---- DATA PROVIDED
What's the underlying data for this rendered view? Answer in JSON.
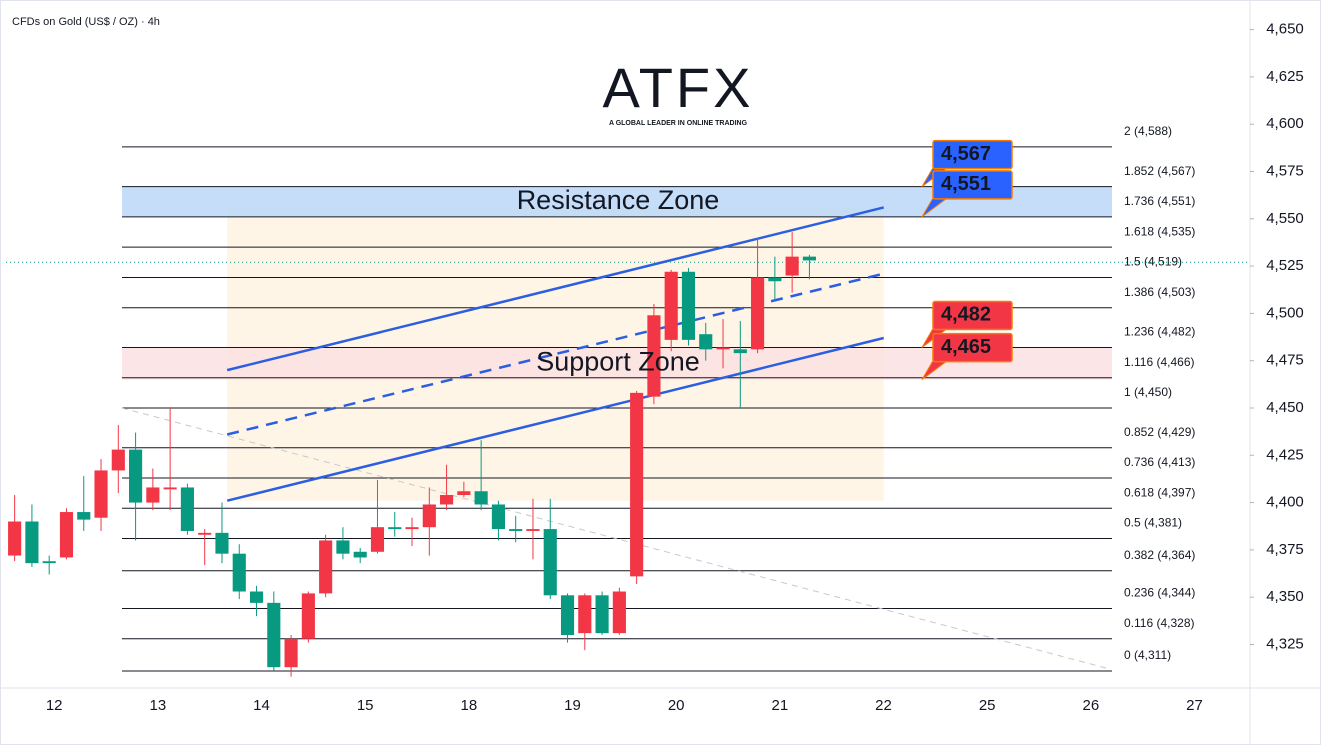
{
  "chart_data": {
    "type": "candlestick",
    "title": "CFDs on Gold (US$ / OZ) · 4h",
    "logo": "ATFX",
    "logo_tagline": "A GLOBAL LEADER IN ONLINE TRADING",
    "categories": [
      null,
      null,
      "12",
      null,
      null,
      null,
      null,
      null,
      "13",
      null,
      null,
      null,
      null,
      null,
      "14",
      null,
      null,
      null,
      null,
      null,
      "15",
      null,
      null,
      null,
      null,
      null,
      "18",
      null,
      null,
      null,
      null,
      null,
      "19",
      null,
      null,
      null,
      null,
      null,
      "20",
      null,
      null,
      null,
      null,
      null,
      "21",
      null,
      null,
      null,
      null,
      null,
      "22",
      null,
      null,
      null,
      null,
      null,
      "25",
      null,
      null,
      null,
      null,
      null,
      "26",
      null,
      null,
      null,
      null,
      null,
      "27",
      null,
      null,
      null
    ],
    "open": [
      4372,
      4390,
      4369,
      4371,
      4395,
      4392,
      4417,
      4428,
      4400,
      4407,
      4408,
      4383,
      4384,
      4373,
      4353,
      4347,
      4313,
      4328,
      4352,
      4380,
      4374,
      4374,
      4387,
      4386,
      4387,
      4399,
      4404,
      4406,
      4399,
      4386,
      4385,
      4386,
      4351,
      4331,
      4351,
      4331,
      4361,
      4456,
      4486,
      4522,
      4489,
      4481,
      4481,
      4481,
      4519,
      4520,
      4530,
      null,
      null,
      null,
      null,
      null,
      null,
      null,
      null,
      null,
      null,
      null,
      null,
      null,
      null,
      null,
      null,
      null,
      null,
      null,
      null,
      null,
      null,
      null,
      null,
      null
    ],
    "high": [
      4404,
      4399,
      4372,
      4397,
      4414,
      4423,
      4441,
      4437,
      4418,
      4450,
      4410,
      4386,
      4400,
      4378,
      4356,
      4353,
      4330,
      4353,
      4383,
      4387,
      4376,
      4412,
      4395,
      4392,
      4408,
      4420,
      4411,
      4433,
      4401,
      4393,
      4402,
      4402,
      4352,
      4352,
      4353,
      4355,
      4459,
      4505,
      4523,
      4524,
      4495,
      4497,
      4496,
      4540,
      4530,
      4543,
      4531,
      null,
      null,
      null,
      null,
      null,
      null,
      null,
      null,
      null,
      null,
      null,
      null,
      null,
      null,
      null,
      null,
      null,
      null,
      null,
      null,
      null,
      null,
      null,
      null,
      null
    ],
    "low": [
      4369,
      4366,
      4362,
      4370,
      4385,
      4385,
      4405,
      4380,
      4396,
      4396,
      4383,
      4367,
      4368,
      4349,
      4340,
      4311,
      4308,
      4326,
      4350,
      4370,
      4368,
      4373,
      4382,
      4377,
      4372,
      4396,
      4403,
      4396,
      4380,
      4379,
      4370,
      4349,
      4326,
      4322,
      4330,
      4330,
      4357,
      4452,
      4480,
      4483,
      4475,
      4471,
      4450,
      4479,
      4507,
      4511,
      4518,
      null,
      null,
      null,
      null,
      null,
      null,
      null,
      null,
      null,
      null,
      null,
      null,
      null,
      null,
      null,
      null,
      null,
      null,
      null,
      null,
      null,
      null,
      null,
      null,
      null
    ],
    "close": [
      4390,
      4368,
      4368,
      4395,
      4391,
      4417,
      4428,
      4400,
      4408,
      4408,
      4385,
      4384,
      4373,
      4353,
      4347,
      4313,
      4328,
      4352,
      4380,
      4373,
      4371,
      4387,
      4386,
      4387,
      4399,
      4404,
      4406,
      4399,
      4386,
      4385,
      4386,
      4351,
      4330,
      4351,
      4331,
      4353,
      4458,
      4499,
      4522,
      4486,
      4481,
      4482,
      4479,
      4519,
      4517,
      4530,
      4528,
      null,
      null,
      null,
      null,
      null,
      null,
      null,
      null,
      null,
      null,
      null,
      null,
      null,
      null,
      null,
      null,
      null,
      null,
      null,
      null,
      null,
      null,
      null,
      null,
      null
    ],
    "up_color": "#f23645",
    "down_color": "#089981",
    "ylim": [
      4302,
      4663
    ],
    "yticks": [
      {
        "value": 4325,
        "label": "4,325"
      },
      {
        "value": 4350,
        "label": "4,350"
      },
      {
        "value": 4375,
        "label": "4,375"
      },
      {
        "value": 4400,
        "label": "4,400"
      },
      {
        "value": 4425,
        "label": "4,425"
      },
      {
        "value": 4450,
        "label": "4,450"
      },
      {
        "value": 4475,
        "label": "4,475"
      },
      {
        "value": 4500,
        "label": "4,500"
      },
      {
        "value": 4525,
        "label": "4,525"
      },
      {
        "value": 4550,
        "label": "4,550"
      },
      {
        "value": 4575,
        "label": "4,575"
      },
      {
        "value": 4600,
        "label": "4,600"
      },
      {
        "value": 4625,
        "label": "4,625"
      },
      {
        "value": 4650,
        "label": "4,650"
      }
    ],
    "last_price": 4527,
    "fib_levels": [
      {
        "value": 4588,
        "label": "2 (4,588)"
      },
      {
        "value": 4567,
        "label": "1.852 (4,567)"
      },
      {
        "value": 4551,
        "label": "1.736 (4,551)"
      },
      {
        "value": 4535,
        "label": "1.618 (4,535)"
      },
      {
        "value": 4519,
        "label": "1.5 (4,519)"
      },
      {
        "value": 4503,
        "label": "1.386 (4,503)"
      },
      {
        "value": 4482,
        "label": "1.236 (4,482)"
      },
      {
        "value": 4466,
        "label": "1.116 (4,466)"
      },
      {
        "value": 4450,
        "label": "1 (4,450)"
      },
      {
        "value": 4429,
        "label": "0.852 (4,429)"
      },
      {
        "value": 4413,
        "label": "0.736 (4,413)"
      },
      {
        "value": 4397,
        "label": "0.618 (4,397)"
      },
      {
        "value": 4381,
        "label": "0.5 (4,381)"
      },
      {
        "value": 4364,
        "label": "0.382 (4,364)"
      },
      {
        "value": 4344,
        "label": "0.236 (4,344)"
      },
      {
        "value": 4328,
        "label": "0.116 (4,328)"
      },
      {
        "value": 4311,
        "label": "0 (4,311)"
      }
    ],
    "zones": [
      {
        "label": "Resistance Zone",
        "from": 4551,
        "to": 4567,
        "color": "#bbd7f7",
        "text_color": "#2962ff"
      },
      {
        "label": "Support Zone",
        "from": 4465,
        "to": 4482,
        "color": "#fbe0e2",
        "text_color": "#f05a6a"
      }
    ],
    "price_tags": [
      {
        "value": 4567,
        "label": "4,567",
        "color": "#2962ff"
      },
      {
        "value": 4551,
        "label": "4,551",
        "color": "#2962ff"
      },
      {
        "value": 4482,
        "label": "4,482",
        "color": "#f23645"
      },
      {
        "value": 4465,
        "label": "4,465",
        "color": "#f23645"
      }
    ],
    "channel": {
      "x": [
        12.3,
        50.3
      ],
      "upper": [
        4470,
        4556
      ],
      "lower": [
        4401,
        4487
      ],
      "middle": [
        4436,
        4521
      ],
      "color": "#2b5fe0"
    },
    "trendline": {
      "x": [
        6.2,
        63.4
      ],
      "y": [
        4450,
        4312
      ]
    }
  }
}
--------
---- DATA PROVIDED
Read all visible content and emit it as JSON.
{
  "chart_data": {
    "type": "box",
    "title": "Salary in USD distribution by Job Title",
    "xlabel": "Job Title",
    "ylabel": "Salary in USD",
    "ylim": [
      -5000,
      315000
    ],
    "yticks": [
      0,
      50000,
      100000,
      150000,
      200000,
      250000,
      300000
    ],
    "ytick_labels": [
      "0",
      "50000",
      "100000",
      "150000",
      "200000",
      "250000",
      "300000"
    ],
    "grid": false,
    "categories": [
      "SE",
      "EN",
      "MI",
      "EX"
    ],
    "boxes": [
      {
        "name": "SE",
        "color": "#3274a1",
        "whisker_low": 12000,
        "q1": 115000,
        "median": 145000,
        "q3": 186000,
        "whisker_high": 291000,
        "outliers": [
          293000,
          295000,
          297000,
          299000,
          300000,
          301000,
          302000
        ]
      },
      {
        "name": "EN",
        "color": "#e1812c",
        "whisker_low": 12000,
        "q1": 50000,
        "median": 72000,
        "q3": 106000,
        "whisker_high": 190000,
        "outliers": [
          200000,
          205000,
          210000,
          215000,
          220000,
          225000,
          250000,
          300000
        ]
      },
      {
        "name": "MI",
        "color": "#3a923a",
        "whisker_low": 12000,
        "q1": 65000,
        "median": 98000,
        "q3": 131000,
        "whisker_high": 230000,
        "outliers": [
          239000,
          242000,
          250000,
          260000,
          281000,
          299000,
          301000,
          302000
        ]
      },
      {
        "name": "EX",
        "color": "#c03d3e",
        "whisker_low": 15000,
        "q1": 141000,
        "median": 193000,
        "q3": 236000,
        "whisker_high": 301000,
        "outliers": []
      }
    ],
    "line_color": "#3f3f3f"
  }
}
--------
* WHAT YOU ARE ASKED TO DO *
Search the records above for the string "JSON". Copy every line that contains it.

* THE REPLY *
What's the underlying data for this rendered view? Answer in JSON.
Read all visible content and emit it as JSON.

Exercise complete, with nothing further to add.